*The input*
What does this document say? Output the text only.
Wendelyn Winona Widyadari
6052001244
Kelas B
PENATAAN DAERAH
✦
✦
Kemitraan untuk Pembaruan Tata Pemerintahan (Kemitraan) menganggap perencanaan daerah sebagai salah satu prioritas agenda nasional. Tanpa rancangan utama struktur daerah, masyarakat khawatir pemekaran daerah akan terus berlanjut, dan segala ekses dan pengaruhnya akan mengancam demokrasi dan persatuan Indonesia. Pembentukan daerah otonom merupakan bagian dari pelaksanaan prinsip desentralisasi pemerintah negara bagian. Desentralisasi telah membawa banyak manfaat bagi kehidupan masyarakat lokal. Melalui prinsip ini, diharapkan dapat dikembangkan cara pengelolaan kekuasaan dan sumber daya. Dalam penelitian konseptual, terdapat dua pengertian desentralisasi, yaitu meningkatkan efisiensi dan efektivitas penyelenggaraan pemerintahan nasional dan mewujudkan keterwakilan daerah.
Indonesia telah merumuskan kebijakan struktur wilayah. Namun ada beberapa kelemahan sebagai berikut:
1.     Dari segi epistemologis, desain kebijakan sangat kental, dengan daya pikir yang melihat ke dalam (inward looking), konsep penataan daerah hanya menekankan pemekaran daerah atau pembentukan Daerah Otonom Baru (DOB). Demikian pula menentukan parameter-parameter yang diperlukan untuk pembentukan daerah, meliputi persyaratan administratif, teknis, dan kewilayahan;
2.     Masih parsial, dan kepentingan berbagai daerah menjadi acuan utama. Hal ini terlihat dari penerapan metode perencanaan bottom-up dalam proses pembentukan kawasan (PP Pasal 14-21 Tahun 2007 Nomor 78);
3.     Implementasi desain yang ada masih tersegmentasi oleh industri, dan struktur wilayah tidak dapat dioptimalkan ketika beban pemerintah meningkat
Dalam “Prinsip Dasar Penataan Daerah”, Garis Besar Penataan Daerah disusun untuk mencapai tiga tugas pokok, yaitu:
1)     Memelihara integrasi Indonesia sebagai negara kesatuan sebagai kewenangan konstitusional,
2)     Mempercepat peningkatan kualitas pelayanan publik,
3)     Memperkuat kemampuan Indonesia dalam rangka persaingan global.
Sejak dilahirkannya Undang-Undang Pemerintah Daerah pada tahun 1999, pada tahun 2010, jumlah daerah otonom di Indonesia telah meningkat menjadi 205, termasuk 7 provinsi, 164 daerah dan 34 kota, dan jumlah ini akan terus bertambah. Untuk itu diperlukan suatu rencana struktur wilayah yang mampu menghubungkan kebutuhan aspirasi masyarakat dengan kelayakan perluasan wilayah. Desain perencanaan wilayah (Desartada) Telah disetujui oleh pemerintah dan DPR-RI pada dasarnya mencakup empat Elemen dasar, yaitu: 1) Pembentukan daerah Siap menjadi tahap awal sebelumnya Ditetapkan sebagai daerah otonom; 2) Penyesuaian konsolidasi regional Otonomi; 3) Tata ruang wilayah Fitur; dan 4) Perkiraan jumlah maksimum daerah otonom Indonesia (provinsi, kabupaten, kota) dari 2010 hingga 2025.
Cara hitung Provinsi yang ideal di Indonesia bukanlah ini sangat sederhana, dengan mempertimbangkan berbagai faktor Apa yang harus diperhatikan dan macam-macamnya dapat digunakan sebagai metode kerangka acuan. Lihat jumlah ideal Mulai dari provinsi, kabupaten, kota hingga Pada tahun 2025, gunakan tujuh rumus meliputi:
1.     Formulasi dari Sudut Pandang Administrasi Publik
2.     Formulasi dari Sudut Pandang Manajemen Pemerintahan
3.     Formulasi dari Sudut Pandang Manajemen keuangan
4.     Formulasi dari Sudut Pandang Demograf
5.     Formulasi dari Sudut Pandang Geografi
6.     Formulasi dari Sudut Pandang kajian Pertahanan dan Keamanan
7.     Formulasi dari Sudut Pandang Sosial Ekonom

*Short exercise*
Copy the material above back out, exactly as written.

*Answer to this problem*
What does this document say? Output the text only.
Wendelyn Winona Widyadari
6052001244
Kelas B
PENATAAN DAERAH
✦
✦
Kemitraan untuk Pembaruan Tata Pemerintahan (Kemitraan) menganggap perencanaan daerah sebagai salah satu prioritas agenda nasional. Tanpa rancangan utama struktur daerah, masyarakat khawatir pemekaran daerah akan terus berlanjut, dan segala ekses dan pengaruhnya akan mengancam demokrasi dan persatuan Indonesia. Pembentukan daerah otonom merupakan bagian dari pelaksanaan prinsip desentralisasi pemerintah negara bagian. Desentralisasi telah membawa banyak manfaat bagi kehidupan masyarakat lokal. Melalui prinsip ini, diharapkan dapat dikembangkan cara pengelolaan kekuasaan dan sumber daya. Dalam penelitian konseptual, terdapat dua pengertian desentralisasi, yaitu meningkatkan efisiensi dan efektivitas penyelenggaraan pemerintahan nasional dan mewujudkan keterwakilan daerah.
Indonesia telah merumuskan kebijakan struktur wilayah. Namun ada beberapa kelemahan sebagai berikut:
1.     Dari segi epistemologis, desain kebijakan sangat kental, dengan daya pikir yang melihat ke dalam (inward looking), konsep penataan daerah hanya menekankan pemekaran daerah atau pembentukan Daerah Otonom Baru (DOB). Demikian pula menentukan parameter-parameter yang diperlukan untuk pembentukan daerah, meliputi persyaratan administratif, teknis, dan kewilayahan;
2.     Masih parsial, dan kepentingan berbagai daerah menjadi acuan utama. Hal ini terlihat dari penerapan metode perencanaan bottom-up dalam proses pembentukan kawasan (PP Pasal 14-21 Tahun 2007 Nomor 78);
3.     Implementasi desain yang ada masih tersegmentasi oleh industri, dan struktur wilayah tidak dapat dioptimalkan ketika beban pemerintah meningkat
Dalam “Prinsip Dasar Penataan Daerah”, Garis Besar Penataan Daerah disusun untuk mencapai tiga tugas pokok, yaitu:
1)     Memelihara integrasi Indonesia sebagai negara kesatuan sebagai kewenangan konstitusional,
2)     Mempercepat peningkatan kualitas pelayanan publik,
3)     Memperkuat kemampuan Indonesia dalam rangka persaingan global.
Sejak dilahirkannya Undang-Undang Pemerintah Daerah pada tahun 1999, pada tahun 2010, jumlah daerah otonom di Indonesia telah meningkat menjadi 205, termasuk 7 provinsi, 164 daerah dan 34 kota, dan jumlah ini akan terus bertambah. Untuk itu diperlukan suatu rencana struktur wilayah yang mampu menghubungkan kebutuhan aspirasi masyarakat dengan kelayakan perluasan wilayah. Desain perencanaan wilayah (Desartada) Telah disetujui oleh pemerintah dan DPR-RI pada dasarnya mencakup empat Elemen dasar, yaitu: 1) Pembentukan daerah Siap menjadi tahap awal sebelumnya Ditetapkan sebagai daerah otonom; 2) Penyesuaian konsolidasi regional Otonomi; 3) Tata ruang wilayah Fitur; dan 4) Perkiraan jumlah maksimum daerah otonom Indonesia (provinsi, kabupaten, kota) dari 2010 hingga 2025.
Cara hitung Provinsi yang ideal di Indonesia bukanlah ini sangat sederhana, dengan mempertimbangkan berbagai faktor Apa yang harus diperhatikan dan macam-macamnya dapat digunakan sebagai metode kerangka acuan. Lihat jumlah ideal Mulai dari provinsi, kabupaten, kota hingga Pada tahun 2025, gunakan tujuh rumus meliputi:
1.     Formulasi dari Sudut Pandang Administrasi Publik
2.     Formulasi dari Sudut Pandang Manajemen Pemerintahan
3.     Formulasi dari Sudut Pandang Manajemen keuangan
4.     Formulasi dari Sudut Pandang Demograf
5.     Formulasi dari Sudut Pandang Geografi
6.     Formulasi dari Sudut Pandang kajian Pertahanan dan Keamanan
7.     Formulasi dari Sudut Pandang Sosial Ekonom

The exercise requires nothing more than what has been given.